> **YOUR INSTRUCTIONS**
Make an exact copy of the listing below.

> **DATA PROVIDED**
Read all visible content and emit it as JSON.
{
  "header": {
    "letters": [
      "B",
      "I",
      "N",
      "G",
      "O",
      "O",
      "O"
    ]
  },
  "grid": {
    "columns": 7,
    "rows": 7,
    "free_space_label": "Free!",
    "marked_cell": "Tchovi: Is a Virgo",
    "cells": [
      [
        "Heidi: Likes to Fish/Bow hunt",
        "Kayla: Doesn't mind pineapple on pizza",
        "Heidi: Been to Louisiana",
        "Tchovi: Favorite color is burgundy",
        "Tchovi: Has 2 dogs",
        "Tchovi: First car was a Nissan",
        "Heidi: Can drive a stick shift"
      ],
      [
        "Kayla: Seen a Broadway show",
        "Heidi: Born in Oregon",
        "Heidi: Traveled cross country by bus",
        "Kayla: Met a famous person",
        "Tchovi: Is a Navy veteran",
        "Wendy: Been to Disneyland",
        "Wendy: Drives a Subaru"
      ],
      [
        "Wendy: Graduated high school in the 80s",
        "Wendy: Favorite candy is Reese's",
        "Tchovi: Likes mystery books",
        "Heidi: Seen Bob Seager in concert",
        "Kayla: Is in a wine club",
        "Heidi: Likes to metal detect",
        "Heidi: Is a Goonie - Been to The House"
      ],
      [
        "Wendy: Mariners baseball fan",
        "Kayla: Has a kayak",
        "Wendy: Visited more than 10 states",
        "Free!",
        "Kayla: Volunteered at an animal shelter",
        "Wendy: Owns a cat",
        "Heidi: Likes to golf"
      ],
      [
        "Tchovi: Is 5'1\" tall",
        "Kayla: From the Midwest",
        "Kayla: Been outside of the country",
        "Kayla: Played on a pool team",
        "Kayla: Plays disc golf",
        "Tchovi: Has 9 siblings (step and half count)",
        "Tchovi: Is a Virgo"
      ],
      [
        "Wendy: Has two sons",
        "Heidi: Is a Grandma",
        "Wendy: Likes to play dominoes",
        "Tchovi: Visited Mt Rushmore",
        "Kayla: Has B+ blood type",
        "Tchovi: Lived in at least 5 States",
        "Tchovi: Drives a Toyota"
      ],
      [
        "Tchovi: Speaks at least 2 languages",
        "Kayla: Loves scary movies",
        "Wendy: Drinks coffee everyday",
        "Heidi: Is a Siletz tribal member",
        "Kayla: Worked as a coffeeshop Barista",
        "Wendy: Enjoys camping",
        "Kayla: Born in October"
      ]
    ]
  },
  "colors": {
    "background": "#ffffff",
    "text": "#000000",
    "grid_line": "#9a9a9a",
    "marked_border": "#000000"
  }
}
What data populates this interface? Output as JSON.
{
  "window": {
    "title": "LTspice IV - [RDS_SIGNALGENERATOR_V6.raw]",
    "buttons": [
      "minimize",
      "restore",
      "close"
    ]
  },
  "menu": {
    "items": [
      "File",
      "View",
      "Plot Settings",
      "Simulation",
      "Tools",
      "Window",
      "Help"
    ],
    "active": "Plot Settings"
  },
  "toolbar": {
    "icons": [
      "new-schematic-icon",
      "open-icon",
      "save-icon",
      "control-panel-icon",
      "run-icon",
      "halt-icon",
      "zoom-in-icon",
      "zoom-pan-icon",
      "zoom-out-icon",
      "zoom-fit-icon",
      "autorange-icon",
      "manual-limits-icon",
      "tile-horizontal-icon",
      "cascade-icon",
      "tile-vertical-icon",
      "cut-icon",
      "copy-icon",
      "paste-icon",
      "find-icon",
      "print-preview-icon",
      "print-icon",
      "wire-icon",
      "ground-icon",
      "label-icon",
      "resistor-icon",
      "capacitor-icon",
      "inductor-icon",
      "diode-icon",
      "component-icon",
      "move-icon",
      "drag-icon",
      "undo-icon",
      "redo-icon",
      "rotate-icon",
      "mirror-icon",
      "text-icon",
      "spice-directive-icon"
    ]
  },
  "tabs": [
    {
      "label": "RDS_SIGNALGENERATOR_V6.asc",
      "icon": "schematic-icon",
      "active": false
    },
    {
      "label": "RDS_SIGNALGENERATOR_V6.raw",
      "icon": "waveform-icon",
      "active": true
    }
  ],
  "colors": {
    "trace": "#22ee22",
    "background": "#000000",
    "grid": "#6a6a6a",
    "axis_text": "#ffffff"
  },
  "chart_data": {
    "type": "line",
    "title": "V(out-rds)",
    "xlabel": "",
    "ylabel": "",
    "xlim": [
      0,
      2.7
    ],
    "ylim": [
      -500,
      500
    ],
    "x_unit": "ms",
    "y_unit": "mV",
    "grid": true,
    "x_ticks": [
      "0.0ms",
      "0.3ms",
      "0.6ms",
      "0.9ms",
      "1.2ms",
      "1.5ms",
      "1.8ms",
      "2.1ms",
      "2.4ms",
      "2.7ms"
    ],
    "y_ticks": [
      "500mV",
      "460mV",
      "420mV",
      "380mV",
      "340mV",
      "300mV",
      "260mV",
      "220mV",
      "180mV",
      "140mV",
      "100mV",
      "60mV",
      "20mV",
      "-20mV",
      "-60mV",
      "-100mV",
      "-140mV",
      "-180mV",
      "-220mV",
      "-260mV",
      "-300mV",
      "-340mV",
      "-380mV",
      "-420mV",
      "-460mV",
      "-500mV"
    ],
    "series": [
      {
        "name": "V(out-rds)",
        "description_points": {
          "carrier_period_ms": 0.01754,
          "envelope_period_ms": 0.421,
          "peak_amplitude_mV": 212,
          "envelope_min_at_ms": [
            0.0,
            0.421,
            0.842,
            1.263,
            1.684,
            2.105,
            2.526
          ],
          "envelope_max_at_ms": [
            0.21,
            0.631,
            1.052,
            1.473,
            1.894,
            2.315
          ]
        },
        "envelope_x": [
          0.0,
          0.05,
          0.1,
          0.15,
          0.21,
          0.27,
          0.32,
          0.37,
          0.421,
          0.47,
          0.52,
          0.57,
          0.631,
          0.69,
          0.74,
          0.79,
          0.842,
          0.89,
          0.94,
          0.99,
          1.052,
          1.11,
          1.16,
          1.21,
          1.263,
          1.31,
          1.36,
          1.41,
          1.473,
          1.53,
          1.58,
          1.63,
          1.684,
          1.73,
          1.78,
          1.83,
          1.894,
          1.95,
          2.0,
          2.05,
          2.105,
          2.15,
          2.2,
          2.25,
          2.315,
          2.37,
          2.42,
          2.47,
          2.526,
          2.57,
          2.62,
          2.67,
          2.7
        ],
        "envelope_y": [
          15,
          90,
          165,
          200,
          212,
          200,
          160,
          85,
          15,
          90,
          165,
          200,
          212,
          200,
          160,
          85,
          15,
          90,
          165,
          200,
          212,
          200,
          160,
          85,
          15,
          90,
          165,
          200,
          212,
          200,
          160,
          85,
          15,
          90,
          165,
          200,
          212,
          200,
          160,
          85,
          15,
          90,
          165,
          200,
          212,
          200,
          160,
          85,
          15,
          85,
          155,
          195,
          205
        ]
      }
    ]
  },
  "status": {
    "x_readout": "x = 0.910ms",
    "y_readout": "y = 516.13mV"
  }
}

> **TASK ANSWER**
Read all visible content and emit it as JSON.
{
  "header": {
    "letters": [
      "B",
      "I",
      "N",
      "G",
      "O",
      "O",
      "O"
    ]
  },
  "grid": {
    "columns": 7,
    "rows": 7,
    "free_space_label": "Free!",
    "marked_cell": "Tchovi: Is a Virgo",
    "cells": [
      [
        "Heidi: Likes to Fish/Bow hunt",
        "Kayla: Doesn't mind pineapple on pizza",
        "Heidi: Been to Louisiana",
        "Tchovi: Favorite color is burgundy",
        "Tchovi: Has 2 dogs",
        "Tchovi: First car was a Nissan",
        "Heidi: Can drive a stick shift"
      ],
      [
        "Kayla: Seen a Broadway show",
        "Heidi: Born in Oregon",
        "Heidi: Traveled cross country by bus",
        "Kayla: Met a famous person",
        "Tchovi: Is a Navy veteran",
        "Wendy: Been to Disneyland",
        "Wendy: Drives a Subaru"
      ],
      [
        "Wendy: Graduated high school in the 80s",
        "Wendy: Favorite candy is Reese's",
        "Tchovi: Likes mystery books",
        "Heidi: Seen Bob Seager in concert",
        "Kayla: Is in a wine club",
        "Heidi: Likes to metal detect",
        "Heidi: Is a Goonie - Been to The House"
      ],
      [
        "Wendy: Mariners baseball fan",
        "Kayla: Has a kayak",
        "Wendy: Visited more than 10 states",
        "Free!",
        "Kayla: Volunteered at an animal shelter",
        "Wendy: Owns a cat",
        "Heidi: Likes to golf"
      ],
      [
        "Tchovi: Is 5'1\" tall",
        "Kayla: From the Midwest",
        "Kayla: Been outside of the country",
        "Kayla: Played on a pool team",
        "Kayla: Plays disc golf",
        "Tchovi: Has 9 siblings (step and half count)",
        "Tchovi: Is a Virgo"
      ],
      [
        "Wendy: Has two sons",
        "Heidi: Is a Grandma",
        "Wendy: Likes to play dominoes",
        "Tchovi: Visited Mt Rushmore",
        "Kayla: Has B+ blood type",
        "Tchovi: Lived in at least 5 States",
        "Tchovi: Drives a Toyota"
      ],
      [
        "Tchovi: Speaks at least 2 languages",
        "Kayla: Loves scary movies",
        "Wendy: Drinks coffee everyday",
        "Heidi: Is a Siletz tribal member",
        "Kayla: Worked as a coffeeshop Barista",
        "Wendy: Enjoys camping",
        "Kayla: Born in October"
      ]
    ]
  },
  "colors": {
    "background": "#ffffff",
    "text": "#000000",
    "grid_line": "#9a9a9a",
    "marked_border": "#000000"
  }
}
What data populates this interface? Output as JSON.
{
  "window": {
    "title": "LTspice IV - [RDS_SIGNALGENERATOR_V6.raw]",
    "buttons": [
      "minimize",
      "restore",
      "close"
    ]
  },
  "menu": {
    "items": [
      "File",
      "View",
      "Plot Settings",
      "Simulation",
      "Tools",
      "Window",
      "Help"
    ],
    "active": "Plot Settings"
  },
  "toolbar": {
    "icons": [
      "new-schematic-icon",
      "open-icon",
      "save-icon",
      "control-panel-icon",
      "run-icon",
      "halt-icon",
      "zoom-in-icon",
      "zoom-pan-icon",
      "zoom-out-icon",
      "zoom-fit-icon",
      "autorange-icon",
      "manual-limits-icon",
      "tile-horizontal-icon",
      "cascade-icon",
      "tile-vertical-icon",
      "cut-icon",
      "copy-icon",
      "paste-icon",
      "find-icon",
      "print-preview-icon",
      "print-icon",
      "wire-icon",
      "ground-icon",
      "label-icon",
      "resistor-icon",
      "capacitor-icon",
      "inductor-icon",
      "diode-icon",
      "component-icon",
      "move-icon",
      "drag-icon",
      "undo-icon",
      "redo-icon",
      "rotate-icon",
      "mirror-icon",
      "text-icon",
      "spice-directive-icon"
    ]
  },
  "tabs": [
    {
      "label": "RDS_SIGNALGENERATOR_V6.asc",
      "icon": "schematic-icon",
      "active": false
    },
    {
      "label": "RDS_SIGNALGENERATOR_V6.raw",
      "icon": "waveform-icon",
      "active": true
    }
  ],
  "colors": {
    "trace": "#22ee22",
    "background": "#000000",
    "grid": "#6a6a6a",
    "axis_text": "#ffffff"
  },
  "chart_data": {
    "type": "line",
    "title": "V(out-rds)",
    "xlabel": "",
    "ylabel": "",
    "xlim": [
      0,
      2.7
    ],
    "ylim": [
      -500,
      500
    ],
    "x_unit": "ms",
    "y_unit": "mV",
    "grid": true,
    "x_ticks": [
      "0.0ms",
      "0.3ms",
      "0.6ms",
      "0.9ms",
      "1.2ms",
      "1.5ms",
      "1.8ms",
      "2.1ms",
      "2.4ms",
      "2.7ms"
    ],
    "y_ticks": [
      "500mV",
      "460mV",
      "420mV",
      "380mV",
      "340mV",
      "300mV",
      "260mV",
      "220mV",
      "180mV",
      "140mV",
      "100mV",
      "60mV",
      "20mV",
      "-20mV",
      "-60mV",
      "-100mV",
      "-140mV",
      "-180mV",
      "-220mV",
      "-260mV",
      "-300mV",
      "-340mV",
      "-380mV",
      "-420mV",
      "-460mV",
      "-500mV"
    ],
    "series": [
      {
        "name": "V(out-rds)",
        "description_points": {
          "carrier_period_ms": 0.01754,
          "envelope_period_ms": 0.421,
          "peak_amplitude_mV": 212,
          "envelope_min_at_ms": [
            0.0,
            0.421,
            0.842,
            1.263,
            1.684,
            2.105,
            2.526
          ],
          "envelope_max_at_ms": [
            0.21,
            0.631,
            1.052,
            1.473,
            1.894,
            2.315
          ]
        },
        "envelope_x": [
          0.0,
          0.05,
          0.1,
          0.15,
          0.21,
          0.27,
          0.32,
          0.37,
          0.421,
          0.47,
          0.52,
          0.57,
          0.631,
          0.69,
          0.74,
          0.79,
          0.842,
          0.89,
          0.94,
          0.99,
          1.052,
          1.11,
          1.16,
          1.21,
          1.263,
          1.31,
          1.36,
          1.41,
          1.473,
          1.53,
          1.58,
          1.63,
          1.684,
          1.73,
          1.78,
          1.83,
          1.894,
          1.95,
          2.0,
          2.05,
          2.105,
          2.15,
          2.2,
          2.25,
          2.315,
          2.37,
          2.42,
          2.47,
          2.526,
          2.57,
          2.62,
          2.67,
          2.7
        ],
        "envelope_y": [
          15,
          90,
          165,
          200,
          212,
          200,
          160,
          85,
          15,
          90,
          165,
          200,
          212,
          200,
          160,
          85,
          15,
          90,
          165,
          200,
          212,
          200,
          160,
          85,
          15,
          90,
          165,
          200,
          212,
          200,
          160,
          85,
          15,
          90,
          165,
          200,
          212,
          200,
          160,
          85,
          15,
          90,
          165,
          200,
          212,
          200,
          160,
          85,
          15,
          85,
          155,
          195,
          205
        ]
      }
    ]
  },
  "status": {
    "x_readout": "x = 0.910ms",
    "y_readout": "y = 516.13mV"
  }
}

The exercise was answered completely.